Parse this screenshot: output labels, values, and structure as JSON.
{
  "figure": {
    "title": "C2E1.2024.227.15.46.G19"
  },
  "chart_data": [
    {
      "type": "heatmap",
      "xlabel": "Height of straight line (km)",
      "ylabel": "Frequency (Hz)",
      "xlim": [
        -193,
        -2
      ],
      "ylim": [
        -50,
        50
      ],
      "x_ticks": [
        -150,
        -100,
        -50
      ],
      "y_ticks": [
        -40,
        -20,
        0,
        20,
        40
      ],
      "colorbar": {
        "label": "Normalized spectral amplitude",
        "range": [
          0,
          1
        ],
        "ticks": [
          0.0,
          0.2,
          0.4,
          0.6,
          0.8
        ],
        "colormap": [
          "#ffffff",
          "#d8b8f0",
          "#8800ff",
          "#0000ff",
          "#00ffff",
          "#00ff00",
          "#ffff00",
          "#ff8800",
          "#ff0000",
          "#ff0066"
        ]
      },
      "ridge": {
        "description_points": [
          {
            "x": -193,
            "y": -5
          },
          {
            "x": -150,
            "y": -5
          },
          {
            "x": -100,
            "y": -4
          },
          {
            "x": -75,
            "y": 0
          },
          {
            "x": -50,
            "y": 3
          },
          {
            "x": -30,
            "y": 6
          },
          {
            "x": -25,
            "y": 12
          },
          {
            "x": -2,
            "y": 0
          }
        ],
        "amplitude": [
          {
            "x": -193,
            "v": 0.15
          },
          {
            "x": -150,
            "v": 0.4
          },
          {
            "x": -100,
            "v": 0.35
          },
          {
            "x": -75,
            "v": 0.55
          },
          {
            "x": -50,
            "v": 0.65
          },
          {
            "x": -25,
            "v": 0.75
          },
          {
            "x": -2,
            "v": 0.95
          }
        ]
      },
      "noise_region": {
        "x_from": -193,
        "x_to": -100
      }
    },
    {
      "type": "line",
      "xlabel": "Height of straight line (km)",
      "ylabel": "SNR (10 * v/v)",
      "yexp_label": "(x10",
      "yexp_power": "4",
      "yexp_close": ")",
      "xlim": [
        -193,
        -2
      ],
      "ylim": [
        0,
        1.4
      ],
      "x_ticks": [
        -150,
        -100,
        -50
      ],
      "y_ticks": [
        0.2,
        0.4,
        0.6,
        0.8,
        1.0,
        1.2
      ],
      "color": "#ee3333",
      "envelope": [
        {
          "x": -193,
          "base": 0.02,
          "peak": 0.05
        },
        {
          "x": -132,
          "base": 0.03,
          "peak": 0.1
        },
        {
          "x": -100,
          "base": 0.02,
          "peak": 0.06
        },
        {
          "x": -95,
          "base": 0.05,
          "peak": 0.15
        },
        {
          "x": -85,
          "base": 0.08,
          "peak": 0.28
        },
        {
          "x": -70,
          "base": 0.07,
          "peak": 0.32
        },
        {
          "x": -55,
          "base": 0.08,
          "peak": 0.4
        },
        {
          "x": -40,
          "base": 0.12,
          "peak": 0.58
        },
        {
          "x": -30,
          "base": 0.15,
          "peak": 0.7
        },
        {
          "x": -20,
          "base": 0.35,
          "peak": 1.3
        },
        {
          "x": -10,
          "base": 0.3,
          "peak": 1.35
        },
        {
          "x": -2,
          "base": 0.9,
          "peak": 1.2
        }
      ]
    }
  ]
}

··········

Write out the whole listing exactly.

** Finished answer **
Parse this screenshot: output labels, values, and structure as JSON.
{
  "figure": {
    "title": "C2E1.2024.227.15.46.G19"
  },
  "chart_data": [
    {
      "type": "heatmap",
      "xlabel": "Height of straight line (km)",
      "ylabel": "Frequency (Hz)",
      "xlim": [
        -193,
        -2
      ],
      "ylim": [
        -50,
        50
      ],
      "x_ticks": [
        -150,
        -100,
        -50
      ],
      "y_ticks": [
        -40,
        -20,
        0,
        20,
        40
      ],
      "colorbar": {
        "label": "Normalized spectral amplitude",
        "range": [
          0,
          1
        ],
        "ticks": [
          0.0,
          0.2,
          0.4,
          0.6,
          0.8
        ],
        "colormap": [
          "#ffffff",
          "#d8b8f0",
          "#8800ff",
          "#0000ff",
          "#00ffff",
          "#00ff00",
          "#ffff00",
          "#ff8800",
          "#ff0000",
          "#ff0066"
        ]
      },
      "ridge": {
        "description_points": [
          {
            "x": -193,
            "y": -5
          },
          {
            "x": -150,
            "y": -5
          },
          {
            "x": -100,
            "y": -4
          },
          {
            "x": -75,
            "y": 0
          },
          {
            "x": -50,
            "y": 3
          },
          {
            "x": -30,
            "y": 6
          },
          {
            "x": -25,
            "y": 12
          },
          {
            "x": -2,
            "y": 0
          }
        ],
        "amplitude": [
          {
            "x": -193,
            "v": 0.15
          },
          {
            "x": -150,
            "v": 0.4
          },
          {
            "x": -100,
            "v": 0.35
          },
          {
            "x": -75,
            "v": 0.55
          },
          {
            "x": -50,
            "v": 0.65
          },
          {
            "x": -25,
            "v": 0.75
          },
          {
            "x": -2,
            "v": 0.95
          }
        ]
      },
      "noise_region": {
        "x_from": -193,
        "x_to": -100
      }
    },
    {
      "type": "line",
      "xlabel": "Height of straight line (km)",
      "ylabel": "SNR (10 * v/v)",
      "yexp_label": "(x10",
      "yexp_power": "4",
      "yexp_close": ")",
      "xlim": [
        -193,
        -2
      ],
      "ylim": [
        0,
        1.4
      ],
      "x_ticks": [
        -150,
        -100,
        -50
      ],
      "y_ticks": [
        0.2,
        0.4,
        0.6,
        0.8,
        1.0,
        1.2
      ],
      "color": "#ee3333",
      "envelope": [
        {
          "x": -193,
          "base": 0.02,
          "peak": 0.05
        },
        {
          "x": -132,
          "base": 0.03,
          "peak": 0.1
        },
        {
          "x": -100,
          "base": 0.02,
          "peak": 0.06
        },
        {
          "x": -95,
          "base": 0.05,
          "peak": 0.15
        },
        {
          "x": -85,
          "base": 0.08,
          "peak": 0.28
        },
        {
          "x": -70,
          "base": 0.07,
          "peak": 0.32
        },
        {
          "x": -55,
          "base": 0.08,
          "peak": 0.4
        },
        {
          "x": -40,
          "base": 0.12,
          "peak": 0.58
        },
        {
          "x": -30,
          "base": 0.15,
          "peak": 0.7
        },
        {
          "x": -20,
          "base": 0.35,
          "peak": 1.3
        },
        {
          "x": -10,
          "base": 0.3,
          "peak": 1.35
        },
        {
          "x": -2,
          "base": 0.9,
          "peak": 1.2
        }
      ]
    }
  ]
}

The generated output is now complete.